§ ЦЕЛЬ УПРАЖНЕНИЯ: Пожалуйста, извлеките все строки ниже, не меняя в них ни единого знака. Картинки в ответ не включайте.

══ ВЫПИСАННЫЕ СТРОКИ ══

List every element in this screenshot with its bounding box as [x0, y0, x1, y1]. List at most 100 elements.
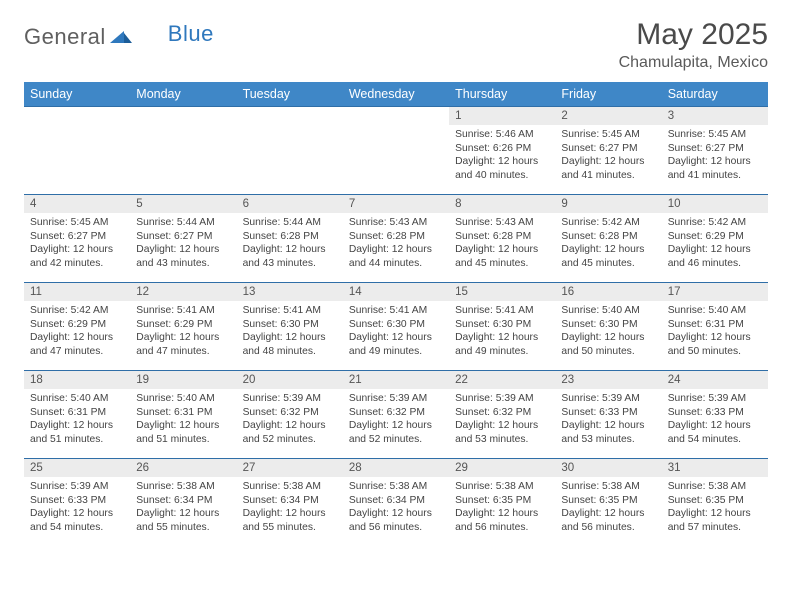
day-line: Sunset: 6:30 PM — [349, 318, 443, 332]
day-line: and 56 minutes. — [561, 521, 655, 535]
day-body: Sunrise: 5:46 AMSunset: 6:26 PMDaylight:… — [449, 125, 555, 186]
day-number: 15 — [449, 283, 555, 301]
day-line: Sunset: 6:31 PM — [668, 318, 762, 332]
calendar-head: Sunday Monday Tuesday Wednesday Thursday… — [24, 82, 768, 107]
day-line: Sunset: 6:30 PM — [561, 318, 655, 332]
day-line: Sunset: 6:27 PM — [30, 230, 124, 244]
day-body: Sunrise: 5:42 AMSunset: 6:29 PMDaylight:… — [24, 301, 130, 362]
location-subtitle: Chamulapita, Mexico — [619, 54, 768, 72]
day-body: Sunrise: 5:40 AMSunset: 6:30 PMDaylight:… — [555, 301, 661, 362]
day-number: 11 — [24, 283, 130, 301]
day-line: Sunrise: 5:41 AM — [136, 304, 230, 318]
day-line: and 43 minutes. — [243, 257, 337, 271]
day-line: Daylight: 12 hours — [243, 507, 337, 521]
day-cell: 21Sunrise: 5:39 AMSunset: 6:32 PMDayligh… — [343, 371, 449, 459]
dow-monday: Monday — [130, 82, 236, 107]
day-line: Sunset: 6:32 PM — [349, 406, 443, 420]
day-cell: 24Sunrise: 5:39 AMSunset: 6:33 PMDayligh… — [662, 371, 768, 459]
day-line: Daylight: 12 hours — [561, 507, 655, 521]
day-number: 26 — [130, 459, 236, 477]
day-body: Sunrise: 5:38 AMSunset: 6:35 PMDaylight:… — [449, 477, 555, 538]
day-cell: 7Sunrise: 5:43 AMSunset: 6:28 PMDaylight… — [343, 195, 449, 283]
day-line: Sunrise: 5:39 AM — [349, 392, 443, 406]
day-line: Daylight: 12 hours — [561, 419, 655, 433]
day-line: and 49 minutes. — [455, 345, 549, 359]
day-number: 2 — [555, 107, 661, 125]
day-line: Sunrise: 5:38 AM — [561, 480, 655, 494]
day-line: Sunset: 6:28 PM — [243, 230, 337, 244]
day-line: Sunset: 6:28 PM — [561, 230, 655, 244]
day-line: Daylight: 12 hours — [30, 507, 124, 521]
day-line: and 52 minutes. — [243, 433, 337, 447]
day-line: and 49 minutes. — [349, 345, 443, 359]
dow-friday: Friday — [555, 82, 661, 107]
day-cell: 19Sunrise: 5:40 AMSunset: 6:31 PMDayligh… — [130, 371, 236, 459]
day-number: 6 — [237, 195, 343, 213]
day-line: Sunset: 6:31 PM — [136, 406, 230, 420]
dow-wednesday: Wednesday — [343, 82, 449, 107]
day-cell: 22Sunrise: 5:39 AMSunset: 6:32 PMDayligh… — [449, 371, 555, 459]
day-cell: 11Sunrise: 5:42 AMSunset: 6:29 PMDayligh… — [24, 283, 130, 371]
day-line: Sunrise: 5:41 AM — [243, 304, 337, 318]
brand-mark-icon — [110, 25, 132, 50]
day-line: and 41 minutes. — [561, 169, 655, 183]
day-line: Daylight: 12 hours — [136, 419, 230, 433]
day-line: Sunrise: 5:39 AM — [30, 480, 124, 494]
week-row: 18Sunrise: 5:40 AMSunset: 6:31 PMDayligh… — [24, 371, 768, 459]
day-line: Daylight: 12 hours — [668, 155, 762, 169]
day-body: Sunrise: 5:43 AMSunset: 6:28 PMDaylight:… — [449, 213, 555, 274]
day-number: 22 — [449, 371, 555, 389]
day-line: Sunrise: 5:39 AM — [561, 392, 655, 406]
day-line: Sunset: 6:32 PM — [243, 406, 337, 420]
day-number: 17 — [662, 283, 768, 301]
day-body: Sunrise: 5:42 AMSunset: 6:29 PMDaylight:… — [662, 213, 768, 274]
day-line: Sunset: 6:30 PM — [243, 318, 337, 332]
dow-sunday: Sunday — [24, 82, 130, 107]
day-line: Sunrise: 5:39 AM — [668, 392, 762, 406]
day-number: 25 — [24, 459, 130, 477]
day-line: and 50 minutes. — [668, 345, 762, 359]
day-line: and 47 minutes. — [30, 345, 124, 359]
day-line: Sunrise: 5:38 AM — [243, 480, 337, 494]
day-cell: 4Sunrise: 5:45 AMSunset: 6:27 PMDaylight… — [24, 195, 130, 283]
day-number: 18 — [24, 371, 130, 389]
day-line: Sunset: 6:34 PM — [136, 494, 230, 508]
day-line: Daylight: 12 hours — [561, 243, 655, 257]
calendar-table: Sunday Monday Tuesday Wednesday Thursday… — [24, 82, 768, 547]
day-body: Sunrise: 5:42 AMSunset: 6:28 PMDaylight:… — [555, 213, 661, 274]
day-line: Daylight: 12 hours — [136, 507, 230, 521]
day-number: 3 — [662, 107, 768, 125]
day-line: Sunrise: 5:41 AM — [349, 304, 443, 318]
day-body: Sunrise: 5:45 AMSunset: 6:27 PMDaylight:… — [24, 213, 130, 274]
day-line: and 45 minutes. — [455, 257, 549, 271]
day-number: 27 — [237, 459, 343, 477]
day-cell: 5Sunrise: 5:44 AMSunset: 6:27 PMDaylight… — [130, 195, 236, 283]
day-body: Sunrise: 5:45 AMSunset: 6:27 PMDaylight:… — [662, 125, 768, 186]
day-line: and 56 minutes. — [349, 521, 443, 535]
dow-saturday: Saturday — [662, 82, 768, 107]
day-cell: 8Sunrise: 5:43 AMSunset: 6:28 PMDaylight… — [449, 195, 555, 283]
day-line: Daylight: 12 hours — [668, 419, 762, 433]
day-line: Daylight: 12 hours — [136, 243, 230, 257]
day-line: Daylight: 12 hours — [349, 331, 443, 345]
day-line: Daylight: 12 hours — [455, 155, 549, 169]
day-number: 31 — [662, 459, 768, 477]
day-line: Sunset: 6:34 PM — [243, 494, 337, 508]
day-line: and 51 minutes. — [30, 433, 124, 447]
brand-text-2: Blue — [168, 21, 214, 47]
week-row: 11Sunrise: 5:42 AMSunset: 6:29 PMDayligh… — [24, 283, 768, 371]
day-number: 28 — [343, 459, 449, 477]
day-cell: 25Sunrise: 5:39 AMSunset: 6:33 PMDayligh… — [24, 459, 130, 547]
day-body: Sunrise: 5:39 AMSunset: 6:33 PMDaylight:… — [24, 477, 130, 538]
day-number: 10 — [662, 195, 768, 213]
day-line: Sunrise: 5:40 AM — [30, 392, 124, 406]
day-line: and 50 minutes. — [561, 345, 655, 359]
week-row: 25Sunrise: 5:39 AMSunset: 6:33 PMDayligh… — [24, 459, 768, 547]
day-number: 1 — [449, 107, 555, 125]
day-line: Sunset: 6:27 PM — [668, 142, 762, 156]
day-line: Sunset: 6:33 PM — [561, 406, 655, 420]
day-number: 24 — [662, 371, 768, 389]
day-line: and 47 minutes. — [136, 345, 230, 359]
day-line: Daylight: 12 hours — [136, 331, 230, 345]
day-line: and 45 minutes. — [561, 257, 655, 271]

═══

§ ОТВЕТ К ЗАДАНИЮ:
List every element in this screenshot with its bounding box as [x0, y0, x1, y1]. List at most 100 elements.
day-line: Sunset: 6:30 PM — [349, 318, 443, 332]
day-line: and 56 minutes. — [561, 521, 655, 535]
day-body: Sunrise: 5:46 AMSunset: 6:26 PMDaylight:… — [449, 125, 555, 186]
day-number: 15 — [449, 283, 555, 301]
day-line: Sunset: 6:31 PM — [668, 318, 762, 332]
calendar-head: Sunday Monday Tuesday Wednesday Thursday… — [24, 82, 768, 107]
day-line: Sunset: 6:30 PM — [561, 318, 655, 332]
day-line: Sunset: 6:27 PM — [30, 230, 124, 244]
day-body: Sunrise: 5:42 AMSunset: 6:29 PMDaylight:… — [24, 301, 130, 362]
location-subtitle: Chamulapita, Mexico — [619, 54, 768, 72]
day-body: Sunrise: 5:40 AMSunset: 6:30 PMDaylight:… — [555, 301, 661, 362]
day-number: 11 — [24, 283, 130, 301]
day-line: Sunrise: 5:41 AM — [136, 304, 230, 318]
day-line: and 43 minutes. — [243, 257, 337, 271]
day-line: Daylight: 12 hours — [243, 507, 337, 521]
day-cell: 21Sunrise: 5:39 AMSunset: 6:32 PMDayligh… — [343, 371, 449, 459]
dow-monday: Monday — [130, 82, 236, 107]
day-line: Sunset: 6:32 PM — [349, 406, 443, 420]
day-cell: 24Sunrise: 5:39 AMSunset: 6:33 PMDayligh… — [662, 371, 768, 459]
day-line: Daylight: 12 hours — [561, 507, 655, 521]
day-number: 26 — [130, 459, 236, 477]
day-body: Sunrise: 5:38 AMSunset: 6:35 PMDaylight:… — [449, 477, 555, 538]
day-cell: 7Sunrise: 5:43 AMSunset: 6:28 PMDaylight… — [343, 195, 449, 283]
day-line: Sunrise: 5:39 AM — [349, 392, 443, 406]
day-line: Daylight: 12 hours — [561, 419, 655, 433]
day-line: and 49 minutes. — [455, 345, 549, 359]
day-number: 2 — [555, 107, 661, 125]
day-line: Sunrise: 5:38 AM — [561, 480, 655, 494]
day-line: Sunset: 6:28 PM — [243, 230, 337, 244]
day-line: Sunset: 6:28 PM — [561, 230, 655, 244]
day-line: Daylight: 12 hours — [30, 507, 124, 521]
day-line: and 52 minutes. — [243, 433, 337, 447]
day-line: and 49 minutes. — [349, 345, 443, 359]
dow-friday: Friday — [555, 82, 661, 107]
day-cell: 19Sunrise: 5:40 AMSunset: 6:31 PMDayligh… — [130, 371, 236, 459]
day-number: 6 — [237, 195, 343, 213]
day-line: Sunset: 6:31 PM — [136, 406, 230, 420]
dow-wednesday: Wednesday — [343, 82, 449, 107]
day-cell: 22Sunrise: 5:39 AMSunset: 6:32 PMDayligh… — [449, 371, 555, 459]
day-cell: 11Sunrise: 5:42 AMSunset: 6:29 PMDayligh… — [24, 283, 130, 371]
day-line: Sunrise: 5:41 AM — [243, 304, 337, 318]
brand-mark-icon — [110, 25, 132, 50]
day-line: and 41 minutes. — [561, 169, 655, 183]
day-line: Daylight: 12 hours — [136, 419, 230, 433]
day-line: Sunrise: 5:39 AM — [30, 480, 124, 494]
week-row: 18Sunrise: 5:40 AMSunset: 6:31 PMDayligh… — [24, 371, 768, 459]
day-line: Daylight: 12 hours — [668, 155, 762, 169]
day-body: Sunrise: 5:43 AMSunset: 6:28 PMDaylight:… — [449, 213, 555, 274]
day-number: 22 — [449, 371, 555, 389]
day-line: Sunrise: 5:39 AM — [561, 392, 655, 406]
day-line: Sunset: 6:32 PM — [243, 406, 337, 420]
day-number: 17 — [662, 283, 768, 301]
day-body: Sunrise: 5:42 AMSunset: 6:29 PMDaylight:… — [662, 213, 768, 274]
day-line: Sunset: 6:30 PM — [243, 318, 337, 332]
dow-sunday: Sunday — [24, 82, 130, 107]
day-line: Sunrise: 5:39 AM — [668, 392, 762, 406]
day-number: 25 — [24, 459, 130, 477]
day-line: and 50 minutes. — [668, 345, 762, 359]
day-line: and 47 minutes. — [30, 345, 124, 359]
day-line: Sunrise: 5:38 AM — [243, 480, 337, 494]
day-cell: 4Sunrise: 5:45 AMSunset: 6:27 PMDaylight… — [24, 195, 130, 283]
day-number: 18 — [24, 371, 130, 389]
day-line: Sunset: 6:34 PM — [136, 494, 230, 508]
day-line: Daylight: 12 hours — [561, 243, 655, 257]
calendar-table: Sunday Monday Tuesday Wednesday Thursday… — [24, 82, 768, 547]
day-body: Sunrise: 5:42 AMSunset: 6:28 PMDaylight:… — [555, 213, 661, 274]
day-line: Daylight: 12 hours — [136, 507, 230, 521]
day-number: 3 — [662, 107, 768, 125]
day-line: Sunrise: 5:41 AM — [349, 304, 443, 318]
day-body: Sunrise: 5:45 AMSunset: 6:27 PMDaylight:… — [24, 213, 130, 274]
day-line: and 45 minutes. — [455, 257, 549, 271]
day-number: 27 — [237, 459, 343, 477]
day-cell: 5Sunrise: 5:44 AMSunset: 6:27 PMDaylight… — [130, 195, 236, 283]
day-body: Sunrise: 5:45 AMSunset: 6:27 PMDaylight:… — [662, 125, 768, 186]
day-line: and 56 minutes. — [349, 521, 443, 535]
dow-saturday: Saturday — [662, 82, 768, 107]
day-cell: 8Sunrise: 5:43 AMSunset: 6:28 PMDaylight… — [449, 195, 555, 283]
day-line: Daylight: 12 hours — [668, 419, 762, 433]
day-line: Daylight: 12 hours — [136, 243, 230, 257]
day-line: Daylight: 12 hours — [349, 331, 443, 345]
day-line: Daylight: 12 hours — [455, 155, 549, 169]
day-number: 31 — [662, 459, 768, 477]
day-line: Sunset: 6:34 PM — [243, 494, 337, 508]
day-line: and 51 minutes. — [30, 433, 124, 447]
brand-text-2: Blue — [168, 21, 214, 47]
week-row: 11Sunrise: 5:42 AMSunset: 6:29 PMDayligh… — [24, 283, 768, 371]
day-number: 28 — [343, 459, 449, 477]
day-cell: 25Sunrise: 5:39 AMSunset: 6:33 PMDayligh… — [24, 459, 130, 547]
day-body: Sunrise: 5:39 AMSunset: 6:33 PMDaylight:… — [24, 477, 130, 538]
day-number: 10 — [662, 195, 768, 213]
day-line: Sunrise: 5:40 AM — [30, 392, 124, 406]
day-line: and 50 minutes. — [561, 345, 655, 359]
week-row: 25Sunrise: 5:39 AMSunset: 6:33 PMDayligh… — [24, 459, 768, 547]
day-number: 1 — [449, 107, 555, 125]
day-line: Sunset: 6:27 PM — [668, 142, 762, 156]
day-line: Sunset: 6:33 PM — [561, 406, 655, 420]
day-number: 24 — [662, 371, 768, 389]
day-line: and 47 minutes. — [136, 345, 230, 359]
day-line: Daylight: 12 hours — [136, 331, 230, 345]
day-line: and 45 minutes. — [561, 257, 655, 271]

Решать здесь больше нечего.